Can the data below be echoed back word for word?

----------

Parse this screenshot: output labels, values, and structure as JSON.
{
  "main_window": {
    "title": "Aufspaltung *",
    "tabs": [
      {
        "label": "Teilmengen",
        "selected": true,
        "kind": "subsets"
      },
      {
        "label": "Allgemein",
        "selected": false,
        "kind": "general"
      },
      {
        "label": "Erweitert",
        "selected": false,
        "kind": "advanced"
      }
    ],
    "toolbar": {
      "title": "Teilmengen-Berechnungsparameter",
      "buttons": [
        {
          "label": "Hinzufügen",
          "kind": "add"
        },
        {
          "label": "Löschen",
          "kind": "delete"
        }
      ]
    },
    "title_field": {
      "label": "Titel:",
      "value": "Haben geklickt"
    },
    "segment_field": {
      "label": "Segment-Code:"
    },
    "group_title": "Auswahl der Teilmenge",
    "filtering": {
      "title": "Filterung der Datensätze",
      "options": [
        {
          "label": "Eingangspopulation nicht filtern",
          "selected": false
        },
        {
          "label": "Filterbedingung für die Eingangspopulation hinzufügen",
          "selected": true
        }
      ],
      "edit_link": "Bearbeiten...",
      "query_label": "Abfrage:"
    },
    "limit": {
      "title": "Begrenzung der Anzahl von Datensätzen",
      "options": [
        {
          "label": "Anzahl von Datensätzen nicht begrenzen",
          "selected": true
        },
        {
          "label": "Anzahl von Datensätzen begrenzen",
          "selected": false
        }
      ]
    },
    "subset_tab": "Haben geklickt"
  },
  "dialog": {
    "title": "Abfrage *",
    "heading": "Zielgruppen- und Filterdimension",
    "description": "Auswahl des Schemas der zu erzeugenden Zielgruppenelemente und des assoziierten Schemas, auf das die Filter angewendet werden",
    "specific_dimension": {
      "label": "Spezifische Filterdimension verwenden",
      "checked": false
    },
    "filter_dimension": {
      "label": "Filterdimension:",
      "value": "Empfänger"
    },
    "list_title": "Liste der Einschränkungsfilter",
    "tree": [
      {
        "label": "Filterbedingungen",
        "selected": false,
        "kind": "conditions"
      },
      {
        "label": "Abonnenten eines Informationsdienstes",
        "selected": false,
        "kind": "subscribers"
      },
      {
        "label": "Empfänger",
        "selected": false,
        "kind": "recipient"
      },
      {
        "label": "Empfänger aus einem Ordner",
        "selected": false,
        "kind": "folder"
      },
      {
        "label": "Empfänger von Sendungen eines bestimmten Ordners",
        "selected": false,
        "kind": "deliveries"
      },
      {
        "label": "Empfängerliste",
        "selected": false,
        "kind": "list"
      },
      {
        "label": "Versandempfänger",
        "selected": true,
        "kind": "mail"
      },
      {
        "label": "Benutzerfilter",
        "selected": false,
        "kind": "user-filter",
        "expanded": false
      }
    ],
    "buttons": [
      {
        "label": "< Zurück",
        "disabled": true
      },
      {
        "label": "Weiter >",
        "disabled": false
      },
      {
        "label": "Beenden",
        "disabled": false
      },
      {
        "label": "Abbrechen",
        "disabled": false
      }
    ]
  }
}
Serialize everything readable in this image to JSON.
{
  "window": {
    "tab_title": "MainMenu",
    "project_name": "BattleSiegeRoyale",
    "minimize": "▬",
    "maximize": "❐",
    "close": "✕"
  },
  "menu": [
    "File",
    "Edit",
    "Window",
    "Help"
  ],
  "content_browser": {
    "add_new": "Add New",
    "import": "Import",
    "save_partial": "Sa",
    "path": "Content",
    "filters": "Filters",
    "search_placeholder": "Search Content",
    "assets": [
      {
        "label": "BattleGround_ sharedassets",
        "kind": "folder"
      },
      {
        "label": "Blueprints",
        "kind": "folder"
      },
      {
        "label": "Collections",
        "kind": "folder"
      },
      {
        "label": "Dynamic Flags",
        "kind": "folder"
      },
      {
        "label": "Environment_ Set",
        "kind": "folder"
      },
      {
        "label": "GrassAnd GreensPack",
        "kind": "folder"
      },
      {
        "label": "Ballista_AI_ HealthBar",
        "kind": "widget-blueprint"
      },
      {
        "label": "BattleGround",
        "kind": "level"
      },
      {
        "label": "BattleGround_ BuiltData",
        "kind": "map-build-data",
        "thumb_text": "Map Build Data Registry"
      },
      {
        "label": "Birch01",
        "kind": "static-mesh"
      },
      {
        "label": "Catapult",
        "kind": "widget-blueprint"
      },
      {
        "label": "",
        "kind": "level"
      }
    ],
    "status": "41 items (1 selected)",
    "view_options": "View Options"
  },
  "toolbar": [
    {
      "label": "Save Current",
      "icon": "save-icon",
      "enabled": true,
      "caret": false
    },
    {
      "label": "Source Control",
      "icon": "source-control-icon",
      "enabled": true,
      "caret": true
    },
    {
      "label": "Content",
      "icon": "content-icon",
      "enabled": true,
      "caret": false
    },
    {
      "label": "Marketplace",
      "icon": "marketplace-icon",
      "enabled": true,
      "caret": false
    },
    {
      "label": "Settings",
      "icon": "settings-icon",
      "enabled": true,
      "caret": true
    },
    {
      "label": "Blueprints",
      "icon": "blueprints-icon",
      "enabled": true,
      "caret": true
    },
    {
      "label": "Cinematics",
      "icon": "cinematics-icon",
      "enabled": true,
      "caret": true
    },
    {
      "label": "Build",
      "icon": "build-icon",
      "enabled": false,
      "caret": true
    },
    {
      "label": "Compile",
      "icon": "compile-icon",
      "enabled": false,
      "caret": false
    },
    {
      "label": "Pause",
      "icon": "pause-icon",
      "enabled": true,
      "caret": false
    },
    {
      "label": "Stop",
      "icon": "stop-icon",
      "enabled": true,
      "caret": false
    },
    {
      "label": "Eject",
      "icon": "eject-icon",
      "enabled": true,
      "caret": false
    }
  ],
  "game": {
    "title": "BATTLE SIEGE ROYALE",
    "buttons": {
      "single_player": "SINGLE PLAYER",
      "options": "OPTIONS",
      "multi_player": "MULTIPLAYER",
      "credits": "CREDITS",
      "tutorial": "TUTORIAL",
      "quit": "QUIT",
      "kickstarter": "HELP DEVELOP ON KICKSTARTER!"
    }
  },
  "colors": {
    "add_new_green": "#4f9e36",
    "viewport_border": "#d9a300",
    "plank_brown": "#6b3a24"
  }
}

----------

• ANSWER TO THIS TASK:
Parse this screenshot: output labels, values, and structure as JSON.
{
  "main_window": {
    "title": "Aufspaltung *",
    "tabs": [
      {
        "label": "Teilmengen",
        "selected": true,
        "kind": "subsets"
      },
      {
        "label": "Allgemein",
        "selected": false,
        "kind": "general"
      },
      {
        "label": "Erweitert",
        "selected": false,
        "kind": "advanced"
      }
    ],
    "toolbar": {
      "title": "Teilmengen-Berechnungsparameter",
      "buttons": [
        {
          "label": "Hinzufügen",
          "kind": "add"
        },
        {
          "label": "Löschen",
          "kind": "delete"
        }
      ]
    },
    "title_field": {
      "label": "Titel:",
      "value": "Haben geklickt"
    },
    "segment_field": {
      "label": "Segment-Code:"
    },
    "group_title": "Auswahl der Teilmenge",
    "filtering": {
      "title": "Filterung der Datensätze",
      "options": [
        {
          "label": "Eingangspopulation nicht filtern",
          "selected": false
        },
        {
          "label": "Filterbedingung für die Eingangspopulation hinzufügen",
          "selected": true
        }
      ],
      "edit_link": "Bearbeiten...",
      "query_label": "Abfrage:"
    },
    "limit": {
      "title": "Begrenzung der Anzahl von Datensätzen",
      "options": [
        {
          "label": "Anzahl von Datensätzen nicht begrenzen",
          "selected": true
        },
        {
          "label": "Anzahl von Datensätzen begrenzen",
          "selected": false
        }
      ]
    },
    "subset_tab": "Haben geklickt"
  },
  "dialog": {
    "title": "Abfrage *",
    "heading": "Zielgruppen- und Filterdimension",
    "description": "Auswahl des Schemas der zu erzeugenden Zielgruppenelemente und des assoziierten Schemas, auf das die Filter angewendet werden",
    "specific_dimension": {
      "label": "Spezifische Filterdimension verwenden",
      "checked": false
    },
    "filter_dimension": {
      "label": "Filterdimension:",
      "value": "Empfänger"
    },
    "list_title": "Liste der Einschränkungsfilter",
    "tree": [
      {
        "label": "Filterbedingungen",
        "selected": false,
        "kind": "conditions"
      },
      {
        "label": "Abonnenten eines Informationsdienstes",
        "selected": false,
        "kind": "subscribers"
      },
      {
        "label": "Empfänger",
        "selected": false,
        "kind": "recipient"
      },
      {
        "label": "Empfänger aus einem Ordner",
        "selected": false,
        "kind": "folder"
      },
      {
        "label": "Empfänger von Sendungen eines bestimmten Ordners",
        "selected": false,
        "kind": "deliveries"
      },
      {
        "label": "Empfängerliste",
        "selected": false,
        "kind": "list"
      },
      {
        "label": "Versandempfänger",
        "selected": true,
        "kind": "mail"
      },
      {
        "label": "Benutzerfilter",
        "selected": false,
        "kind": "user-filter",
        "expanded": false
      }
    ],
    "buttons": [
      {
        "label": "< Zurück",
        "disabled": true
      },
      {
        "label": "Weiter >",
        "disabled": false
      },
      {
        "label": "Beenden",
        "disabled": false
      },
      {
        "label": "Abbrechen",
        "disabled": false
      }
    ]
  }
}
Serialize everything readable in this image to JSON.
{
  "window": {
    "tab_title": "MainMenu",
    "project_name": "BattleSiegeRoyale",
    "minimize": "▬",
    "maximize": "❐",
    "close": "✕"
  },
  "menu": [
    "File",
    "Edit",
    "Window",
    "Help"
  ],
  "content_browser": {
    "add_new": "Add New",
    "import": "Import",
    "save_partial": "Sa",
    "path": "Content",
    "filters": "Filters",
    "search_placeholder": "Search Content",
    "assets": [
      {
        "label": "BattleGround_ sharedassets",
        "kind": "folder"
      },
      {
        "label": "Blueprints",
        "kind": "folder"
      },
      {
        "label": "Collections",
        "kind": "folder"
      },
      {
        "label": "Dynamic Flags",
        "kind": "folder"
      },
      {
        "label": "Environment_ Set",
        "kind": "folder"
      },
      {
        "label": "GrassAnd GreensPack",
        "kind": "folder"
      },
      {
        "label": "Ballista_AI_ HealthBar",
        "kind": "widget-blueprint"
      },
      {
        "label": "BattleGround",
        "kind": "level"
      },
      {
        "label": "BattleGround_ BuiltData",
        "kind": "map-build-data",
        "thumb_text": "Map Build Data Registry"
      },
      {
        "label": "Birch01",
        "kind": "static-mesh"
      },
      {
        "label": "Catapult",
        "kind": "widget-blueprint"
      },
      {
        "label": "",
        "kind": "level"
      }
    ],
    "status": "41 items (1 selected)",
    "view_options": "View Options"
  },
  "toolbar": [
    {
      "label": "Save Current",
      "icon": "save-icon",
      "enabled": true,
      "caret": false
    },
    {
      "label": "Source Control",
      "icon": "source-control-icon",
      "enabled": true,
      "caret": true
    },
    {
      "label": "Content",
      "icon": "content-icon",
      "enabled": true,
      "caret": false
    },
    {
      "label": "Marketplace",
      "icon": "marketplace-icon",
      "enabled": true,
      "caret": false
    },
    {
      "label": "Settings",
      "icon": "settings-icon",
      "enabled": true,
      "caret": true
    },
    {
      "label": "Blueprints",
      "icon": "blueprints-icon",
      "enabled": true,
      "caret": true
    },
    {
      "label": "Cinematics",
      "icon": "cinematics-icon",
      "enabled": true,
      "caret": true
    },
    {
      "label": "Build",
      "icon": "build-icon",
      "enabled": false,
      "caret": true
    },
    {
      "label": "Compile",
      "icon": "compile-icon",
      "enabled": false,
      "caret": false
    },
    {
      "label": "Pause",
      "icon": "pause-icon",
      "enabled": true,
      "caret": false
    },
    {
      "label": "Stop",
      "icon": "stop-icon",
      "enabled": true,
      "caret": false
    },
    {
      "label": "Eject",
      "icon": "eject-icon",
      "enabled": true,
      "caret": false
    }
  ],
  "game": {
    "title": "BATTLE SIEGE ROYALE",
    "buttons": {
      "single_player": "SINGLE PLAYER",
      "options": "OPTIONS",
      "multi_player": "MULTIPLAYER",
      "credits": "CREDITS",
      "tutorial": "TUTORIAL",
      "quit": "QUIT",
      "kickstarter": "HELP DEVELOP ON KICKSTARTER!"
    }
  },
  "colors": {
    "add_new_green": "#4f9e36",
    "viewport_border": "#d9a300",
    "plank_brown": "#6b3a24"
  }
}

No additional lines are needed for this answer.